● **Records**:
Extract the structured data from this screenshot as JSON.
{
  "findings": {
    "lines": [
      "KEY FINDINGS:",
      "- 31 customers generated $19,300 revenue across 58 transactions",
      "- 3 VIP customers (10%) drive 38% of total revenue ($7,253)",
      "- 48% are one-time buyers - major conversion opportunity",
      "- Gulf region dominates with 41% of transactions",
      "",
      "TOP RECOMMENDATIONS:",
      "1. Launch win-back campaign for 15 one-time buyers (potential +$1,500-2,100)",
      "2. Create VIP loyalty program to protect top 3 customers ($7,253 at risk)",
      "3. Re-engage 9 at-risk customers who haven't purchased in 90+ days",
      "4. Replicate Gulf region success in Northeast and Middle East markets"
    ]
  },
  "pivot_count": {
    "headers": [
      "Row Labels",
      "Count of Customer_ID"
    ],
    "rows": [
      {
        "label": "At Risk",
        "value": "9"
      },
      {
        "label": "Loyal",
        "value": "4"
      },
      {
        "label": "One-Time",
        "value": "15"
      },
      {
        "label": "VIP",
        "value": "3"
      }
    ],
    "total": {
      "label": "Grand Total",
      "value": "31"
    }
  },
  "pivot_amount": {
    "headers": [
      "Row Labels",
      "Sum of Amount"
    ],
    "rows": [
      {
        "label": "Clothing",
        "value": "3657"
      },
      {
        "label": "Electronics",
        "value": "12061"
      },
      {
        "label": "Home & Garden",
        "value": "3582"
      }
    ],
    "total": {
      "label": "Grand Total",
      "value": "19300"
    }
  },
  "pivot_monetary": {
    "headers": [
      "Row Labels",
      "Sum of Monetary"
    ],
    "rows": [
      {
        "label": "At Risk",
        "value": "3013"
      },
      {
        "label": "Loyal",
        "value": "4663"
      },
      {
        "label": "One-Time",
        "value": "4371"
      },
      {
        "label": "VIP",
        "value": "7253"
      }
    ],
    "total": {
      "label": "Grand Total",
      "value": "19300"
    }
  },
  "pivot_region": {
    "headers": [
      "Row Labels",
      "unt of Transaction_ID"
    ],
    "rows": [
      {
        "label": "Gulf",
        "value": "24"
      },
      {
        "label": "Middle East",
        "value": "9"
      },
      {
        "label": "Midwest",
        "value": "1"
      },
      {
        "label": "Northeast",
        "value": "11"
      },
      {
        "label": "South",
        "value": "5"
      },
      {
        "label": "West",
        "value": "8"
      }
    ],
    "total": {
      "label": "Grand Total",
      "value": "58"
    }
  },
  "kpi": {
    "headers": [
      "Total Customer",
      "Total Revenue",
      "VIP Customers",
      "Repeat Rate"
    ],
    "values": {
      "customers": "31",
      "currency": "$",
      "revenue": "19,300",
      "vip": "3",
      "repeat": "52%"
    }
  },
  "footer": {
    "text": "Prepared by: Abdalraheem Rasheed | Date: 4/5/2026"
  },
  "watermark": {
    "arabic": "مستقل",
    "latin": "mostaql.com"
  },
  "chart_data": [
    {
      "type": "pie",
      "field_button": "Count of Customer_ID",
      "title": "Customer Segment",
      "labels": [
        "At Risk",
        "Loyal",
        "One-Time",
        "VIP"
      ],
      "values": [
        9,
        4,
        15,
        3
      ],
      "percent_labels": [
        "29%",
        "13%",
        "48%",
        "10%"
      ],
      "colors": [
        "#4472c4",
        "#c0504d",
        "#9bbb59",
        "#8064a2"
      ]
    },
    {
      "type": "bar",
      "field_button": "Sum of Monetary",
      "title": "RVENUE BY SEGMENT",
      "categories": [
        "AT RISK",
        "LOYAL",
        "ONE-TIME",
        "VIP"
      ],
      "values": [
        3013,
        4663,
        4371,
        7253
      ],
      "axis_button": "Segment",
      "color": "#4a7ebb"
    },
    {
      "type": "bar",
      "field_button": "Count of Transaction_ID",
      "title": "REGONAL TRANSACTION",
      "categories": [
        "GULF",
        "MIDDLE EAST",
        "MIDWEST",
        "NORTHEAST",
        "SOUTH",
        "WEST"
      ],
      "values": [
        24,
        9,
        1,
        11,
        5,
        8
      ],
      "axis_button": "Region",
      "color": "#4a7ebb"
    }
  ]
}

● **Exercise instructions**: From the listing above, extract every line exactly as it stands.

● **Correct result**:
Extract the structured data from this screenshot as JSON.
{
  "findings": {
    "lines": [
      "KEY FINDINGS:",
      "- 31 customers generated $19,300 revenue across 58 transactions",
      "- 3 VIP customers (10%) drive 38% of total revenue ($7,253)",
      "- 48% are one-time buyers - major conversion opportunity",
      "- Gulf region dominates with 41% of transactions",
      "",
      "TOP RECOMMENDATIONS:",
      "1. Launch win-back campaign for 15 one-time buyers (potential +$1,500-2,100)",
      "2. Create VIP loyalty program to protect top 3 customers ($7,253 at risk)",
      "3. Re-engage 9 at-risk customers who haven't purchased in 90+ days",
      "4. Replicate Gulf region success in Northeast and Middle East markets"
    ]
  },
  "pivot_count": {
    "headers": [
      "Row Labels",
      "Count of Customer_ID"
    ],
    "rows": [
      {
        "label": "At Risk",
        "value": "9"
      },
      {
        "label": "Loyal",
        "value": "4"
      },
      {
        "label": "One-Time",
        "value": "15"
      },
      {
        "label": "VIP",
        "value": "3"
      }
    ],
    "total": {
      "label": "Grand Total",
      "value": "31"
    }
  },
  "pivot_amount": {
    "headers": [
      "Row Labels",
      "Sum of Amount"
    ],
    "rows": [
      {
        "label": "Clothing",
        "value": "3657"
      },
      {
        "label": "Electronics",
        "value": "12061"
      },
      {
        "label": "Home & Garden",
        "value": "3582"
      }
    ],
    "total": {
      "label": "Grand Total",
      "value": "19300"
    }
  },
  "pivot_monetary": {
    "headers": [
      "Row Labels",
      "Sum of Monetary"
    ],
    "rows": [
      {
        "label": "At Risk",
        "value": "3013"
      },
      {
        "label": "Loyal",
        "value": "4663"
      },
      {
        "label": "One-Time",
        "value": "4371"
      },
      {
        "label": "VIP",
        "value": "7253"
      }
    ],
    "total": {
      "label": "Grand Total",
      "value": "19300"
    }
  },
  "pivot_region": {
    "headers": [
      "Row Labels",
      "unt of Transaction_ID"
    ],
    "rows": [
      {
        "label": "Gulf",
        "value": "24"
      },
      {
        "label": "Middle East",
        "value": "9"
      },
      {
        "label": "Midwest",
        "value": "1"
      },
      {
        "label": "Northeast",
        "value": "11"
      },
      {
        "label": "South",
        "value": "5"
      },
      {
        "label": "West",
        "value": "8"
      }
    ],
    "total": {
      "label": "Grand Total",
      "value": "58"
    }
  },
  "kpi": {
    "headers": [
      "Total Customer",
      "Total Revenue",
      "VIP Customers",
      "Repeat Rate"
    ],
    "values": {
      "customers": "31",
      "currency": "$",
      "revenue": "19,300",
      "vip": "3",
      "repeat": "52%"
    }
  },
  "footer": {
    "text": "Prepared by: Abdalraheem Rasheed | Date: 4/5/2026"
  },
  "watermark": {
    "arabic": "مستقل",
    "latin": "mostaql.com"
  },
  "chart_data": [
    {
      "type": "pie",
      "field_button": "Count of Customer_ID",
      "title": "Customer Segment",
      "labels": [
        "At Risk",
        "Loyal",
        "One-Time",
        "VIP"
      ],
      "values": [
        9,
        4,
        15,
        3
      ],
      "percent_labels": [
        "29%",
        "13%",
        "48%",
        "10%"
      ],
      "colors": [
        "#4472c4",
        "#c0504d",
        "#9bbb59",
        "#8064a2"
      ]
    },
    {
      "type": "bar",
      "field_button": "Sum of Monetary",
      "title": "RVENUE BY SEGMENT",
      "categories": [
        "AT RISK",
        "LOYAL",
        "ONE-TIME",
        "VIP"
      ],
      "values": [
        3013,
        4663,
        4371,
        7253
      ],
      "axis_button": "Segment",
      "color": "#4a7ebb"
    },
    {
      "type": "bar",
      "field_button": "Count of Transaction_ID",
      "title": "REGONAL TRANSACTION",
      "categories": [
        "GULF",
        "MIDDLE EAST",
        "MIDWEST",
        "NORTHEAST",
        "SOUTH",
        "WEST"
      ],
      "values": [
        24,
        9,
        1,
        11,
        5,
        8
      ],
      "axis_button": "Region",
      "color": "#4a7ebb"
    }
  ]
}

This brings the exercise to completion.